>> Start SOURCE MATERIAL

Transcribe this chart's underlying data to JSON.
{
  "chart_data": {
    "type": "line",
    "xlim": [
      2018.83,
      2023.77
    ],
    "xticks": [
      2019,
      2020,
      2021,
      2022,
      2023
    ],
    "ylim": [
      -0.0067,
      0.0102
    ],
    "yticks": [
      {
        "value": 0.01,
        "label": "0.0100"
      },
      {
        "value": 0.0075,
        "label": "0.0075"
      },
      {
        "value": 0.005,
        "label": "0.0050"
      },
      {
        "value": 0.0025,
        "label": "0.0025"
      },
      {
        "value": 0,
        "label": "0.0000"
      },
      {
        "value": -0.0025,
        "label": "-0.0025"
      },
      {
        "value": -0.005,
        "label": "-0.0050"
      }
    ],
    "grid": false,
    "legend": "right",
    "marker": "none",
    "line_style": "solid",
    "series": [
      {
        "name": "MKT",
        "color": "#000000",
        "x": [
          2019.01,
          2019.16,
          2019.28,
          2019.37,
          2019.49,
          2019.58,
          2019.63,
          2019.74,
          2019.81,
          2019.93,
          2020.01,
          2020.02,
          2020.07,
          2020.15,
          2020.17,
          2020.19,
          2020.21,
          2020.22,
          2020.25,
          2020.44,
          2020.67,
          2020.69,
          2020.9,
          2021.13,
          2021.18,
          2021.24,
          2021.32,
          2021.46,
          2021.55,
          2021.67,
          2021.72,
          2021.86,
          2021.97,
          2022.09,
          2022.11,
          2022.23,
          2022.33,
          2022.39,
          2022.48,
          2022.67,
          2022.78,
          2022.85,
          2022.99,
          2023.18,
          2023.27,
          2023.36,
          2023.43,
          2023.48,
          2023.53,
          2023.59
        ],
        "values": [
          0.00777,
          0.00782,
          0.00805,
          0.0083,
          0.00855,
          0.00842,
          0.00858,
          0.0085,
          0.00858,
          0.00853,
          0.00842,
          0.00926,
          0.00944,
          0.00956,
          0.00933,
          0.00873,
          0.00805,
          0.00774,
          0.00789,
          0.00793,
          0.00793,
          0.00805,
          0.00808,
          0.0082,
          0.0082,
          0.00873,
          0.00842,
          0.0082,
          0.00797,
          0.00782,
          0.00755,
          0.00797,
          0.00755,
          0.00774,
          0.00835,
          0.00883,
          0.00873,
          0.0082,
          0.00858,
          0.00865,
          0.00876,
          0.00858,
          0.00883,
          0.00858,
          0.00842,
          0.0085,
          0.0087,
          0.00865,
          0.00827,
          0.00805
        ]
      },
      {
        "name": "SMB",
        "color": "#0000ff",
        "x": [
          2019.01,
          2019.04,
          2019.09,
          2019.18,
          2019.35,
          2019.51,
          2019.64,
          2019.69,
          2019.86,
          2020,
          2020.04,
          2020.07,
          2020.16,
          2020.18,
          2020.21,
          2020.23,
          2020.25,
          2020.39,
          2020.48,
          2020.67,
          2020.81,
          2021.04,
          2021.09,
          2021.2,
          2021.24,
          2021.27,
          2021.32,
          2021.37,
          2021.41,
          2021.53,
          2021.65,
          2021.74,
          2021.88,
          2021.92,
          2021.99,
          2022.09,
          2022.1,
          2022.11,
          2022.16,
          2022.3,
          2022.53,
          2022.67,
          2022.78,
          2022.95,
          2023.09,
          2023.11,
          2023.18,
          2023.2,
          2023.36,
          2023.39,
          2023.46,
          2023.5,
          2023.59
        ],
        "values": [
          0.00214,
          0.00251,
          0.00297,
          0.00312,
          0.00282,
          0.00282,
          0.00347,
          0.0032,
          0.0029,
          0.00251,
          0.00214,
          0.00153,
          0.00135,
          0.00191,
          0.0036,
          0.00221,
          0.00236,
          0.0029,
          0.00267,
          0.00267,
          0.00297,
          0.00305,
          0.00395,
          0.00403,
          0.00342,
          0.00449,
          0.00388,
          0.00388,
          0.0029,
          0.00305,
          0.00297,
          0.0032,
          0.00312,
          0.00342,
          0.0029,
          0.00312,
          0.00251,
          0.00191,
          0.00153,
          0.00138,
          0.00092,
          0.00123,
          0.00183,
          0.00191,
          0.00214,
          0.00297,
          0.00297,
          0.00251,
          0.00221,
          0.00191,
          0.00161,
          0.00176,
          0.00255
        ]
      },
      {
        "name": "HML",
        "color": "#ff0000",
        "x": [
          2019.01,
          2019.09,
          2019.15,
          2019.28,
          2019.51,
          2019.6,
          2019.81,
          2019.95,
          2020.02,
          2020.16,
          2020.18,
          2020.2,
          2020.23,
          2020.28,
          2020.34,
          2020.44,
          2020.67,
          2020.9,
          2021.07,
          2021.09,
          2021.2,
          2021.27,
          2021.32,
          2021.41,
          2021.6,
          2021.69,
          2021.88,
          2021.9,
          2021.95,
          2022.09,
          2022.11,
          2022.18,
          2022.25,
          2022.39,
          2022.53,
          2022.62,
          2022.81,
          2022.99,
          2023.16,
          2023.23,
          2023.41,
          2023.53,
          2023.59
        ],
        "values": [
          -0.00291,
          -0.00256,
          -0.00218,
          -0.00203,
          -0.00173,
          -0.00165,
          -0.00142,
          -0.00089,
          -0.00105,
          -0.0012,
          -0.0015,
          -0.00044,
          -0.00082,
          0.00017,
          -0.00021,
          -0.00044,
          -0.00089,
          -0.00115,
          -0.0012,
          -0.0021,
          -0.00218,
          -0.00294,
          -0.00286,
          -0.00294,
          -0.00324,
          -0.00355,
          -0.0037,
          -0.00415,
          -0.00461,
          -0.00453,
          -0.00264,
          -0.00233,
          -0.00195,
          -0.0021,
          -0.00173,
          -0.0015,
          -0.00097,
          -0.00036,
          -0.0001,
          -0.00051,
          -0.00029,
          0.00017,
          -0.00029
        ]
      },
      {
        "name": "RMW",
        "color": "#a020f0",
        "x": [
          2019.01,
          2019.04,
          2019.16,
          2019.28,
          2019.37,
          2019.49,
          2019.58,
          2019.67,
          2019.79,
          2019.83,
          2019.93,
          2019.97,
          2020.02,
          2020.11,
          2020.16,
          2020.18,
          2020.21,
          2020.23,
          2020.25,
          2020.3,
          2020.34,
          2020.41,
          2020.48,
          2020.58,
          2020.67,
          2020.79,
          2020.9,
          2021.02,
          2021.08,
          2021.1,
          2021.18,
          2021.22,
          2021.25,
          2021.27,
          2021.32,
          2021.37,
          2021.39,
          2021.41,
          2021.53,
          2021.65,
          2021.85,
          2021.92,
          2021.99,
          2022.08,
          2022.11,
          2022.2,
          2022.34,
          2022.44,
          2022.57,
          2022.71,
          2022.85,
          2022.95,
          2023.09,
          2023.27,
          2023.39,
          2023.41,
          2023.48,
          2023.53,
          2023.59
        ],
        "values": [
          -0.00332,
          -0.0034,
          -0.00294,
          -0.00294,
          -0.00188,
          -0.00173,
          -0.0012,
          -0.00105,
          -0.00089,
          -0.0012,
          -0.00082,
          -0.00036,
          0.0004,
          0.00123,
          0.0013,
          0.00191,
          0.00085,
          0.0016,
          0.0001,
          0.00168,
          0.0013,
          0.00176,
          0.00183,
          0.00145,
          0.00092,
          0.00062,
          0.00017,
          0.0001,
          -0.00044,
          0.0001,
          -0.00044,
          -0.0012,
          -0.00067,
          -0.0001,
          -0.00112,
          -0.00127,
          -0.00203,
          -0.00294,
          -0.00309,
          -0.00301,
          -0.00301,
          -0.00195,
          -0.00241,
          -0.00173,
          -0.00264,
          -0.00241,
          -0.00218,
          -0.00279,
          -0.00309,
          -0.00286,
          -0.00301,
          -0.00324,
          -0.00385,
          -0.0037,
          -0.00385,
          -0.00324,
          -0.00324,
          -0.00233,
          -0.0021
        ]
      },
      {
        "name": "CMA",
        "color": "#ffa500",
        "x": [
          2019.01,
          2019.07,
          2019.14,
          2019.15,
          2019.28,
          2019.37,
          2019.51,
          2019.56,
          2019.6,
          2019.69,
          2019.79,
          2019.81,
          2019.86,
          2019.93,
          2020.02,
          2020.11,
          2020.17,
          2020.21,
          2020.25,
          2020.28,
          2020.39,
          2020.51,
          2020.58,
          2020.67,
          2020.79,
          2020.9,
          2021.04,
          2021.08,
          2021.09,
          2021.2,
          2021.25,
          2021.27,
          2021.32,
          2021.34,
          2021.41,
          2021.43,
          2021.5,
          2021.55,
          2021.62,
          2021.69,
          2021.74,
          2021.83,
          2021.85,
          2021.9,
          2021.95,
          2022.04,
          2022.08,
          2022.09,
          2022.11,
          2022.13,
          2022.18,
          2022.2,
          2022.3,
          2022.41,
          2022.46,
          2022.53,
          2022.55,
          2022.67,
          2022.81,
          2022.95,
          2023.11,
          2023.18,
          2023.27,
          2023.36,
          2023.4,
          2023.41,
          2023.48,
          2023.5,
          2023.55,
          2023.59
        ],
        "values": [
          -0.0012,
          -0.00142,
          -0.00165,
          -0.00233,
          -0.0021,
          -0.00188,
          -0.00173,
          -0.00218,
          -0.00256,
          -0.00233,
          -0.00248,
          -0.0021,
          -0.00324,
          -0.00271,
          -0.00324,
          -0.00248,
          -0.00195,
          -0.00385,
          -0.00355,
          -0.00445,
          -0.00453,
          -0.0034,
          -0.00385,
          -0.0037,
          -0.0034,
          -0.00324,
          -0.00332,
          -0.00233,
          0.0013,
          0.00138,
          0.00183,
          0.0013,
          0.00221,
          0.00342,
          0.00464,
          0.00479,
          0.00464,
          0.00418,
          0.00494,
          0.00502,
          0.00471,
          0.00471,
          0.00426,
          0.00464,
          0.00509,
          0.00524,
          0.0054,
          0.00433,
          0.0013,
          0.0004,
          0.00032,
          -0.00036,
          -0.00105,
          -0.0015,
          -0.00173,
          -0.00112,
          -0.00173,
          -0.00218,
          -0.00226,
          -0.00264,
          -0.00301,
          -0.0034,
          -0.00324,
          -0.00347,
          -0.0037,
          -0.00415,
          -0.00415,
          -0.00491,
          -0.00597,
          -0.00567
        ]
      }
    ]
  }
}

>> End SOURCE MATERIAL

→ **CHALLENGE**
Only the count is wanted: report how many lines of the material above hold the word "name".

→ **ANSWER**
5